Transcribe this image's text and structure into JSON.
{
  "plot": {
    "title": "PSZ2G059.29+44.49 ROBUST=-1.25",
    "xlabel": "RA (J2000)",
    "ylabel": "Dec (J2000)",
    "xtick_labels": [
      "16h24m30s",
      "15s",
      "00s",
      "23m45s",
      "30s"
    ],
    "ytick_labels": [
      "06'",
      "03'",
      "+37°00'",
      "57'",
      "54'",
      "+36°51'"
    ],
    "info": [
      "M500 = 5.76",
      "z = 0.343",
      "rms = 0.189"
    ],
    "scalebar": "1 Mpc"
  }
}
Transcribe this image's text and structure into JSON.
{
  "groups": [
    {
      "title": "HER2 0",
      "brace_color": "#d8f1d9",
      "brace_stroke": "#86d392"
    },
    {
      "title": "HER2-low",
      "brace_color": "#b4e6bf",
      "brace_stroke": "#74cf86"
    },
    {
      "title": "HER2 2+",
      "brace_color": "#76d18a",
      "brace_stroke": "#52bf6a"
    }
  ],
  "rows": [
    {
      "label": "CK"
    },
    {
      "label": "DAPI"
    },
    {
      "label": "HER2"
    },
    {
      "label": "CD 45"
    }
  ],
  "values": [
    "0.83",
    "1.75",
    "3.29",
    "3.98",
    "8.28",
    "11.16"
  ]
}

══════════

Copy all data exactly, start to finish.

Transcribe this image's text and structure into JSON.
{
  "plot": {
    "title": "PSZ2G059.29+44.49 ROBUST=-1.25",
    "xlabel": "RA (J2000)",
    "ylabel": "Dec (J2000)",
    "xtick_labels": [
      "16h24m30s",
      "15s",
      "00s",
      "23m45s",
      "30s"
    ],
    "ytick_labels": [
      "06'",
      "03'",
      "+37°00'",
      "57'",
      "54'",
      "+36°51'"
    ],
    "info": [
      "M500 = 5.76",
      "z = 0.343",
      "rms = 0.189"
    ],
    "scalebar": "1 Mpc"
  }
}
Transcribe this image's text and structure into JSON.
{
  "groups": [
    {
      "title": "HER2 0",
      "brace_color": "#d8f1d9",
      "brace_stroke": "#86d392"
    },
    {
      "title": "HER2-low",
      "brace_color": "#b4e6bf",
      "brace_stroke": "#74cf86"
    },
    {
      "title": "HER2 2+",
      "brace_color": "#76d18a",
      "brace_stroke": "#52bf6a"
    }
  ],
  "rows": [
    {
      "label": "CK"
    },
    {
      "label": "DAPI"
    },
    {
      "label": "HER2"
    },
    {
      "label": "CD 45"
    }
  ],
  "values": [
    "0.83",
    "1.75",
    "3.29",
    "3.98",
    "8.28",
    "11.16"
  ]
}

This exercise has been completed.